Exercise prompt
Give back all the data exactly, line by line.

Dataset records
----

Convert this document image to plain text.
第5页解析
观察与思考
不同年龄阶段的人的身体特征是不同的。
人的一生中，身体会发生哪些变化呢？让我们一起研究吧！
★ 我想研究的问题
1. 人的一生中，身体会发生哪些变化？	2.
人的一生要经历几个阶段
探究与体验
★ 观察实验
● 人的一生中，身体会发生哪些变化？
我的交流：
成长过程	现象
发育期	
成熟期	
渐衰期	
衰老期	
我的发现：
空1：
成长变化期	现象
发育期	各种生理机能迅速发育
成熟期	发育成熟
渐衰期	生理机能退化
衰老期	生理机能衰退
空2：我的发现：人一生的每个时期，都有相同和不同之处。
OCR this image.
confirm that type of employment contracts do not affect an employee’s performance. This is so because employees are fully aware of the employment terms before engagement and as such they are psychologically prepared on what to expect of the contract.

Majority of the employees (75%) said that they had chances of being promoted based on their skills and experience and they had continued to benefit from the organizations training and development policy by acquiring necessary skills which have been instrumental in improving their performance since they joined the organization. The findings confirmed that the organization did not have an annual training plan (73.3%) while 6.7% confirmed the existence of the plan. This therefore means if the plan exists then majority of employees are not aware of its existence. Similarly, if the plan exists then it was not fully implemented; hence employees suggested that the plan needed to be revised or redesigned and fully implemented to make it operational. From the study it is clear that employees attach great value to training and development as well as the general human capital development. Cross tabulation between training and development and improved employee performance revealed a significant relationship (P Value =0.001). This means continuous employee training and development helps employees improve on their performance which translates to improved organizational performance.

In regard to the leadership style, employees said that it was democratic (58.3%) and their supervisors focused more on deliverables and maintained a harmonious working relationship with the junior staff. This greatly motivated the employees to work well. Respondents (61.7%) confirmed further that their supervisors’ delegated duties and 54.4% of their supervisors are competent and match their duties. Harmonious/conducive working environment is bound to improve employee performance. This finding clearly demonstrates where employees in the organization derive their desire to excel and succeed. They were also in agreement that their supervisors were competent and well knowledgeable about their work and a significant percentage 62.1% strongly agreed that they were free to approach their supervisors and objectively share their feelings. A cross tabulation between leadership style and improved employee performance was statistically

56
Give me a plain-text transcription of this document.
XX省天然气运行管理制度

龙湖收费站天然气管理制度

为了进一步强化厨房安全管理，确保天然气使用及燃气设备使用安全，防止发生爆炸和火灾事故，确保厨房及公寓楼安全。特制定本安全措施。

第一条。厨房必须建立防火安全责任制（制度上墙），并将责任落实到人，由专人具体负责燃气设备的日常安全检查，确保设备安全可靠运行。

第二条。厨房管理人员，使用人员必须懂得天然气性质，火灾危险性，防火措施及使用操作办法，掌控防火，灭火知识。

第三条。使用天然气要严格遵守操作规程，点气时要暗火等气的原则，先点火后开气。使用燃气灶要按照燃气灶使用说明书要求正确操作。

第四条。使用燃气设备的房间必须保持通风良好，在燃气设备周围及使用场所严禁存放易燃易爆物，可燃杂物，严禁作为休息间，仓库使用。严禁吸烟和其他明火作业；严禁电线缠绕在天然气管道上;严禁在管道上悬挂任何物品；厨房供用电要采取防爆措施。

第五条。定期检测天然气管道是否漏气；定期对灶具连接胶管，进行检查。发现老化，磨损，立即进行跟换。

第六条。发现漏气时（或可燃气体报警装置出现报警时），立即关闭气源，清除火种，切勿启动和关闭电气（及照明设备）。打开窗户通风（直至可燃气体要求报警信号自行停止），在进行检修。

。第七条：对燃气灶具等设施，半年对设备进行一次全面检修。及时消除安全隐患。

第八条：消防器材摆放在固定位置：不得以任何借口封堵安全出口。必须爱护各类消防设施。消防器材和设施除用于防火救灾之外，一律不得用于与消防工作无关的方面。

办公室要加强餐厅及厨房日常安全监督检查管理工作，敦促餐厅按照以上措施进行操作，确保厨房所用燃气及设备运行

----

Response to this exercise
Convert this document image to plain text.
第5页解析
观察与思考
不同年龄阶段的人的身体特征是不同的。
人的一生中，身体会发生哪些变化呢？让我们一起研究吧！
★ 我想研究的问题
1. 人的一生中，身体会发生哪些变化？	2.
人的一生要经历几个阶段
探究与体验
★ 观察实验
● 人的一生中，身体会发生哪些变化？
我的交流：
成长过程	现象
发育期	
成熟期	
渐衰期	
衰老期	
我的发现：
空1：
成长变化期	现象
发育期	各种生理机能迅速发育
成熟期	发育成熟
渐衰期	生理机能退化
衰老期	生理机能衰退
空2：我的发现：人一生的每个时期，都有相同和不同之处。
OCR this image.
confirm that type of employment contracts do not affect an employee’s performance. This is so because employees are fully aware of the employment terms before engagement and as such they are psychologically prepared on what to expect of the contract.

Majority of the employees (75%) said that they had chances of being promoted based on their skills and experience and they had continued to benefit from the organizations training and development policy by acquiring necessary skills which have been instrumental in improving their performance since they joined the organization. The findings confirmed that the organization did not have an annual training plan (73.3%) while 6.7% confirmed the existence of the plan. This therefore means if the plan exists then majority of employees are not aware of its existence. Similarly, if the plan exists then it was not fully implemented; hence employees suggested that the plan needed to be revised or redesigned and fully implemented to make it operational. From the study it is clear that employees attach great value to training and development as well as the general human capital development. Cross tabulation between training and development and improved employee performance revealed a significant relationship (P Value =0.001). This means continuous employee training and development helps employees improve on their performance which translates to improved organizational performance.

In regard to the leadership style, employees said that it was democratic (58.3%) and their supervisors focused more on deliverables and maintained a harmonious working relationship with the junior staff. This greatly motivated the employees to work well. Respondents (61.7%) confirmed further that their supervisors’ delegated duties and 54.4% of their supervisors are competent and match their duties. Harmonious/conducive working environment is bound to improve employee performance. This finding clearly demonstrates where employees in the organization derive their desire to excel and succeed. They were also in agreement that their supervisors were competent and well knowledgeable about their work and a significant percentage 62.1% strongly agreed that they were free to approach their supervisors and objectively share their feelings. A cross tabulation between leadership style and improved employee performance was statistically

56
Give me a plain-text transcription of this document.
XX省天然气运行管理制度

龙湖收费站天然气管理制度

为了进一步强化厨房安全管理，确保天然气使用及燃气设备使用安全，防止发生爆炸和火灾事故，确保厨房及公寓楼安全。特制定本安全措施。

第一条。厨房必须建立防火安全责任制（制度上墙），并将责任落实到人，由专人具体负责燃气设备的日常安全检查，确保设备安全可靠运行。

第二条。厨房管理人员，使用人员必须懂得天然气性质，火灾危险性，防火措施及使用操作办法，掌控防火，灭火知识。

第三条。使用天然气要严格遵守操作规程，点气时要暗火等气的原则，先点火后开气。使用燃气灶要按照燃气灶使用说明书要求正确操作。

第四条。使用燃气设备的房间必须保持通风良好，在燃气设备周围及使用场所严禁存放易燃易爆物，可燃杂物，严禁作为休息间，仓库使用。严禁吸烟和其他明火作业；严禁电线缠绕在天然气管道上;严禁在管道上悬挂任何物品；厨房供用电要采取防爆措施。

第五条。定期检测天然气管道是否漏气；定期对灶具连接胶管，进行检查。发现老化，磨损，立即进行跟换。

第六条。发现漏气时（或可燃气体报警装置出现报警时），立即关闭气源，清除火种，切勿启动和关闭电气（及照明设备）。打开窗户通风（直至可燃气体要求报警信号自行停止），在进行检修。

。第七条：对燃气灶具等设施，半年对设备进行一次全面检修。及时消除安全隐患。

第八条：消防器材摆放在固定位置：不得以任何借口封堵安全出口。必须爱护各类消防设施。消防器材和设施除用于防火救灾之外，一律不得用于与消防工作无关的方面。

办公室要加强餐厅及厨房日常安全监督检查管理工作，敦促餐厅按照以上措施进行操作，确保厨房所用燃气及设备运行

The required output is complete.